Lines that hold the word "type" should be located and copied.

Stored entries
------------------------------------------------------------------------

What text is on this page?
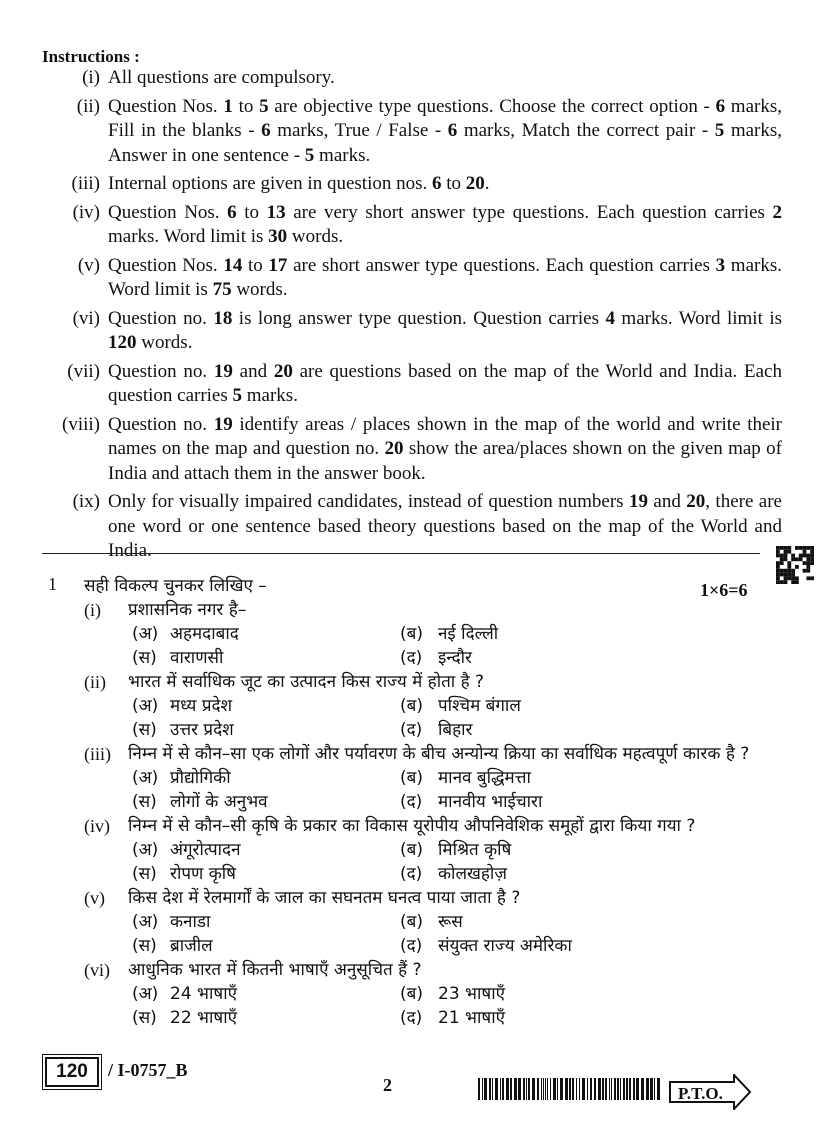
Instructions :
(i) All questions are compulsory.
(ii) Question Nos. 1 to 5 are objective type questions. Choose the correct option - 6 marks, Fill in the blanks - 6 marks, True / False - 6 marks, Match the correct pair - 5 marks, Answer in one sentence - 5 marks.
(iii) Internal options are given in question nos. 6 to 20.
(iv) Question Nos. 6 to 13 are very short answer type questions. Each question carries 2 marks. Word limit is 30 words.
(v) Question Nos. 14 to 17 are short answer type questions. Each question carries 3 marks. Word limit is 75 words.
(vi) Question no. 18 is long answer type question. Question carries 4 marks. Word limit is 120 words.
(vii) Question no. 19 and 20 are questions based on the map of the World and India. Each question carries 5 marks.
(viii) Question no. 19 identify areas / places shown in the map of the world and write their names on the map and question no. 20 show the area/places shown on the given map of India and attach them in the answer book.
(ix) Only for visually impaired candidates, instead of question numbers 19 and 20, there are one word or one sentence based theory questions based on the map of the World and India.
1	1×6=6
सही विकल्प चुनकर लिखिए –
(i)	प्रशासनिक नगर है–
(अ) अहमदाबाद	(ब) नई दिल्ली
(स) वाराणसी	(द) इन्दौर
(ii)	भारत में सर्वाधिक जूट का उत्पादन किस राज्य में होता है ?
(अ) मध्य प्रदेश	(ब) पश्चिम बंगाल
(स) उत्तर प्रदेश	(द) बिहार
(iii)	निम्न में से कौन–सा एक लोगों और पर्यावरण के बीच अन्योन्य क्रिया का सर्वाधिक महत्वपूर्ण कारक है ?
(अ) प्रौद्योगिकी	(ब) मानव बुद्धिमत्ता
(स) लोगों के अनुभव	(द) मानवीय भाईचारा
(iv)	निम्न में से कौन–सी कृषि के प्रकार का विकास यूरोपीय औपनिवेशिक समूहों द्वारा किया गया ?
(अ) अंगूरोत्पादन	(ब) मिश्रित कृषि
(स) रोपण कृषि	(द) कोलखहोज़
(v)	किस देश में रेलमार्गों के जाल का सघनतम घनत्व पाया जाता है ?
(अ) कनाडा	(ब) रूस
(स) ब्राजील	(द) संयुक्त राज्य अमेरिका
(vi)	आधुनिक भारत में कितनी भाषाएँ अनुसूचित हैं ?
(अ) 24 भाषाएँ	(ब) 23 भाषाएँ
(स) 22 भाषाएँ	(द) 21 भाषाएँ
120	/ I-0757_B
2	P.T.O.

------------------------------------------------------------------------

[Result of this task]
(ii) Question Nos. 1 to 5 are objective type questions. Choose the correct option - 6 marks, Fill in the blanks - 6 marks, True / False - 6 marks, Match the correct pair - 5 marks, Answer in one sentence - 5 marks.
(iv) Question Nos. 6 to 13 are very short answer type questions. Each question carries 2 marks. Word limit is 30 words.
(v) Question Nos. 14 to 17 are short answer type questions. Each question carries 3 marks. Word limit is 75 words.
(vi) Question no. 18 is long answer type question. Question carries 4 marks. Word limit is 120 words.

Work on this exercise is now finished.